CHALLENGE:
Reproduce the data below verbatim from the line containing "Give me the" through its final line, and produce nothing more.

AVAILABLE RECORDS:
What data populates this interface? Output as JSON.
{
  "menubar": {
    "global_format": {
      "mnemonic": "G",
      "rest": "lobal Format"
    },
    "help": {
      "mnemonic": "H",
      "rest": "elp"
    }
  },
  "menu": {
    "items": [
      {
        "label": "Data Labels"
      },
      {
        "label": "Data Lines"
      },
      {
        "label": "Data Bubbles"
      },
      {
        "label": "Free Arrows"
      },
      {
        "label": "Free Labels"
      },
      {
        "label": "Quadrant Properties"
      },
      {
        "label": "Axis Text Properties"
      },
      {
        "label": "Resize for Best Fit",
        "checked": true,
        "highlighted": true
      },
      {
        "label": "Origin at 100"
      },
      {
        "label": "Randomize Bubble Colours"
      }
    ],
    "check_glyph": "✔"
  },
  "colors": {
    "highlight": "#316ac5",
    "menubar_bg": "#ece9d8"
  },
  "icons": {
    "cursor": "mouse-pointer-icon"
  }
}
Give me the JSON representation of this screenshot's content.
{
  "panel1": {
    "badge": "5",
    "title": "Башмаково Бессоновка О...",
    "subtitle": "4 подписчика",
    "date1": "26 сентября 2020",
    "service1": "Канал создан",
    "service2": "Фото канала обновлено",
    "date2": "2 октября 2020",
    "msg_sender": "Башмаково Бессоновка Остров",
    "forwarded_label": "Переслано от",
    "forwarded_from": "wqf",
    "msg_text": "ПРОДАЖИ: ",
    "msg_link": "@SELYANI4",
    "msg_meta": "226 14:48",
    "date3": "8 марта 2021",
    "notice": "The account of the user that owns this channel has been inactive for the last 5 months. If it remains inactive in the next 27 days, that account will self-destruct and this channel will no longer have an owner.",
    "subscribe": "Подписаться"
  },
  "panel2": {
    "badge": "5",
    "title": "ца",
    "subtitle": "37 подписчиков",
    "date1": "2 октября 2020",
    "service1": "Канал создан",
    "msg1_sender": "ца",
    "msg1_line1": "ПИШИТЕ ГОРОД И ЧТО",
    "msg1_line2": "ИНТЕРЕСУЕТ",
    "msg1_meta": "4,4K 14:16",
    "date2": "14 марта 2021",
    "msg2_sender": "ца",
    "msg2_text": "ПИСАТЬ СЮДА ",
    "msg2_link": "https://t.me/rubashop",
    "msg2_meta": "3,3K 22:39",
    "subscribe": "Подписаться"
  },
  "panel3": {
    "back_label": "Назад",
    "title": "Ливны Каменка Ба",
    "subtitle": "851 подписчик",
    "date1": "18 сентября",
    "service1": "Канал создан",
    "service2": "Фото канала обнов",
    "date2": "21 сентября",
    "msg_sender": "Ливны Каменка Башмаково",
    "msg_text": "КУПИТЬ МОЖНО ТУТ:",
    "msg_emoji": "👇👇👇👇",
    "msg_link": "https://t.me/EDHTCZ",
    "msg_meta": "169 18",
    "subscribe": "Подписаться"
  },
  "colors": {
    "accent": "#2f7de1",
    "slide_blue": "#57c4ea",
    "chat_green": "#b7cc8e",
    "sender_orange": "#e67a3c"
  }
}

RESPONSE FOR THIS EXERCISE:
Give me the JSON representation of this screenshot's content.
{
  "panel1": {
    "badge": "5",
    "title": "Башмаково Бессоновка О...",
    "subtitle": "4 подписчика",
    "date1": "26 сентября 2020",
    "service1": "Канал создан",
    "service2": "Фото канала обновлено",
    "date2": "2 октября 2020",
    "msg_sender": "Башмаково Бессоновка Остров",
    "forwarded_label": "Переслано от",
    "forwarded_from": "wqf",
    "msg_text": "ПРОДАЖИ: ",
    "msg_link": "@SELYANI4",
    "msg_meta": "226 14:48",
    "date3": "8 марта 2021",
    "notice": "The account of the user that owns this channel has been inactive for the last 5 months. If it remains inactive in the next 27 days, that account will self-destruct and this channel will no longer have an owner.",
    "subscribe": "Подписаться"
  },
  "panel2": {
    "badge": "5",
    "title": "ца",
    "subtitle": "37 подписчиков",
    "date1": "2 октября 2020",
    "service1": "Канал создан",
    "msg1_sender": "ца",
    "msg1_line1": "ПИШИТЕ ГОРОД И ЧТО",
    "msg1_line2": "ИНТЕРЕСУЕТ",
    "msg1_meta": "4,4K 14:16",
    "date2": "14 марта 2021",
    "msg2_sender": "ца",
    "msg2_text": "ПИСАТЬ СЮДА ",
    "msg2_link": "https://t.me/rubashop",
    "msg2_meta": "3,3K 22:39",
    "subscribe": "Подписаться"
  },
  "panel3": {
    "back_label": "Назад",
    "title": "Ливны Каменка Ба",
    "subtitle": "851 подписчик",
    "date1": "18 сентября",
    "service1": "Канал создан",
    "service2": "Фото канала обнов",
    "date2": "21 сентября",
    "msg_sender": "Ливны Каменка Башмаково",
    "msg_text": "КУПИТЬ МОЖНО ТУТ:",
    "msg_emoji": "👇👇👇👇",
    "msg_link": "https://t.me/EDHTCZ",
    "msg_meta": "169 18",
    "subscribe": "Подписаться"
  },
  "colors": {
    "accent": "#2f7de1",
    "slide_blue": "#57c4ea",
    "chat_green": "#b7cc8e",
    "sender_orange": "#e67a3c"
  }
}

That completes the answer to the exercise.